What this task involves: Find how many lines in the data below mention "Vertical". Give the number only.

Data section:
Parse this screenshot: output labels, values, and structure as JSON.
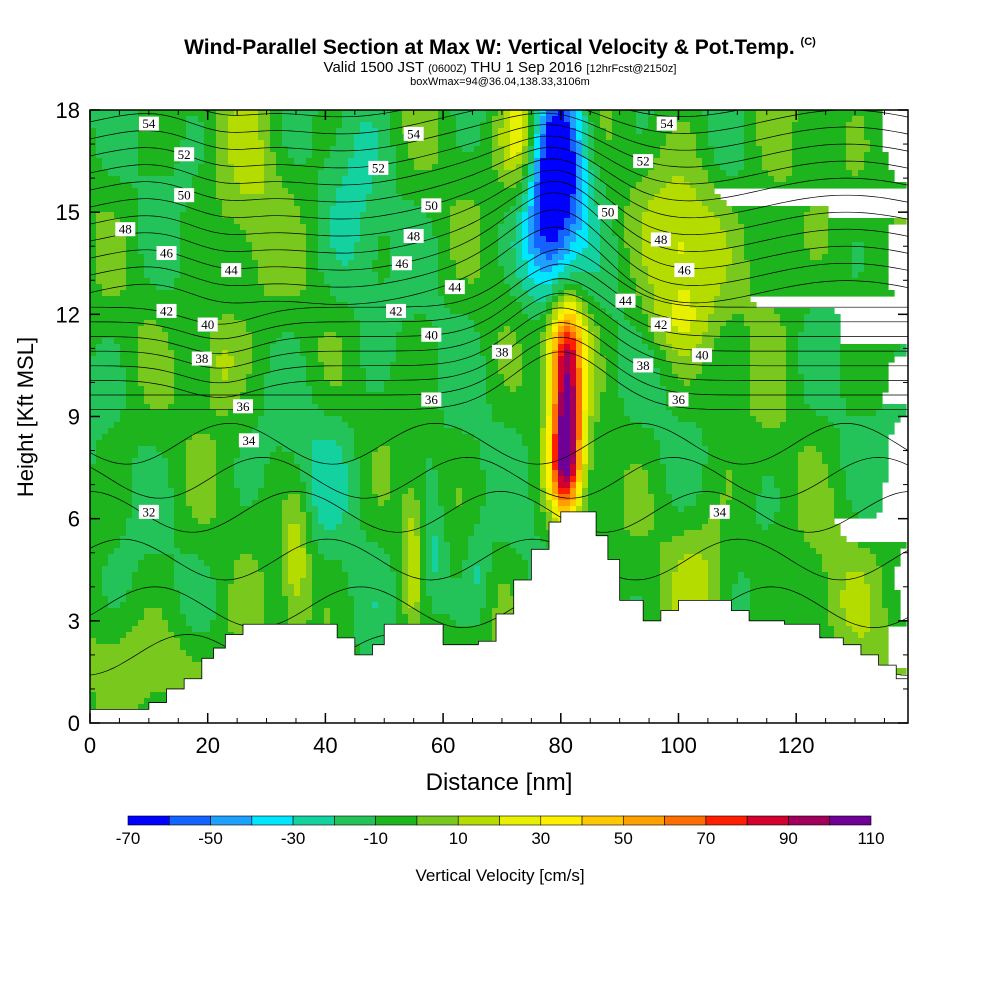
{
  "header": {
    "title": "Wind-Parallel Section at Max W: Vertical Velocity & Pot.Temp.",
    "title_mark": "(C)",
    "valid_prefix": "Valid 1500 JST",
    "valid_utc": "(0600Z)",
    "valid_date": "THU 1 Sep 2016",
    "forecast_tag": "[12hrFcst@2150z]",
    "box_info": "boxWmax=94@36.04,138.33,3106m"
  },
  "chart_data": {
    "type": "heatmap",
    "xlabel": "Distance [nm]",
    "ylabel": "Height [Kft MSL]",
    "xlim": [
      0,
      139
    ],
    "ylim": [
      0,
      18
    ],
    "x_ticks": [
      "0",
      "20",
      "40",
      "60",
      "80",
      "100",
      "120"
    ],
    "y_ticks": [
      "0",
      "3",
      "6",
      "9",
      "12",
      "15",
      "18"
    ],
    "colorbar": {
      "label": "Vertical Velocity [cm/s]",
      "tick_labels": [
        "-70",
        "-50",
        "-30",
        "-10",
        "10",
        "30",
        "50",
        "70",
        "90",
        "110"
      ],
      "levels": [
        -70,
        -60,
        -50,
        -40,
        -30,
        -20,
        -10,
        0,
        10,
        20,
        30,
        40,
        50,
        60,
        70,
        80,
        90,
        100,
        110
      ],
      "colors": [
        "#0000ff",
        "#1462ff",
        "#1ea0ff",
        "#00e6ff",
        "#14d2a0",
        "#23c35a",
        "#1eb41e",
        "#78c81e",
        "#b4dc00",
        "#e6f000",
        "#fff000",
        "#ffc800",
        "#ffa000",
        "#ff6e00",
        "#ff1e00",
        "#d2002d",
        "#a0005a",
        "#6e0096"
      ]
    },
    "wmax_cm_s": 94,
    "wmax_height_m": 3106,
    "terrain_top_kft": [
      [
        0,
        0.4
      ],
      [
        10,
        0.6
      ],
      [
        13,
        1.0
      ],
      [
        16,
        1.3
      ],
      [
        19,
        1.9
      ],
      [
        21,
        2.2
      ],
      [
        23,
        2.6
      ],
      [
        26,
        2.9
      ],
      [
        39,
        2.9
      ],
      [
        42,
        2.5
      ],
      [
        45,
        2.0
      ],
      [
        48,
        2.3
      ],
      [
        50,
        2.9
      ],
      [
        58,
        2.9
      ],
      [
        60,
        2.3
      ],
      [
        66,
        2.4
      ],
      [
        69,
        3.2
      ],
      [
        72,
        4.2
      ],
      [
        75,
        5.1
      ],
      [
        78,
        5.9
      ],
      [
        80,
        6.2
      ],
      [
        84,
        6.2
      ],
      [
        86,
        5.5
      ],
      [
        88,
        4.8
      ],
      [
        90,
        3.6
      ],
      [
        94,
        3.0
      ],
      [
        97,
        3.3
      ],
      [
        100,
        3.6
      ],
      [
        105,
        3.6
      ],
      [
        109,
        3.3
      ],
      [
        112,
        3.0
      ],
      [
        118,
        2.9
      ],
      [
        124,
        2.5
      ],
      [
        128,
        2.3
      ],
      [
        131,
        2.0
      ],
      [
        134,
        1.7
      ],
      [
        137,
        1.3
      ],
      [
        139,
        1.3
      ]
    ],
    "theta_contour_labels": [
      {
        "value": "54",
        "x": 10,
        "y": 17.6
      },
      {
        "value": "54",
        "x": 55,
        "y": 17.3
      },
      {
        "value": "54",
        "x": 98,
        "y": 17.6
      },
      {
        "value": "52",
        "x": 16,
        "y": 16.7
      },
      {
        "value": "52",
        "x": 49,
        "y": 16.3
      },
      {
        "value": "52",
        "x": 94,
        "y": 16.5
      },
      {
        "value": "50",
        "x": 16,
        "y": 15.5
      },
      {
        "value": "50",
        "x": 58,
        "y": 15.2
      },
      {
        "value": "50",
        "x": 88,
        "y": 15.0
      },
      {
        "value": "48",
        "x": 6,
        "y": 14.5
      },
      {
        "value": "48",
        "x": 55,
        "y": 14.3
      },
      {
        "value": "48",
        "x": 97,
        "y": 14.2
      },
      {
        "value": "46",
        "x": 13,
        "y": 13.8
      },
      {
        "value": "46",
        "x": 53,
        "y": 13.5
      },
      {
        "value": "46",
        "x": 101,
        "y": 13.3
      },
      {
        "value": "44",
        "x": 24,
        "y": 13.3
      },
      {
        "value": "44",
        "x": 62,
        "y": 12.8
      },
      {
        "value": "44",
        "x": 91,
        "y": 12.4
      },
      {
        "value": "42",
        "x": 13,
        "y": 12.1
      },
      {
        "value": "42",
        "x": 52,
        "y": 12.1
      },
      {
        "value": "42",
        "x": 97,
        "y": 11.7
      },
      {
        "value": "40",
        "x": 20,
        "y": 11.7
      },
      {
        "value": "40",
        "x": 58,
        "y": 11.4
      },
      {
        "value": "40",
        "x": 104,
        "y": 10.8
      },
      {
        "value": "38",
        "x": 19,
        "y": 10.7
      },
      {
        "value": "38",
        "x": 70,
        "y": 10.9
      },
      {
        "value": "38",
        "x": 94,
        "y": 10.5
      },
      {
        "value": "36",
        "x": 26,
        "y": 9.3
      },
      {
        "value": "36",
        "x": 58,
        "y": 9.5
      },
      {
        "value": "36",
        "x": 100,
        "y": 9.5
      },
      {
        "value": "34",
        "x": 27,
        "y": 8.3
      },
      {
        "value": "34",
        "x": 107,
        "y": 6.2
      },
      {
        "value": "32",
        "x": 10,
        "y": 6.2
      }
    ]
  }
}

Answer in full: 2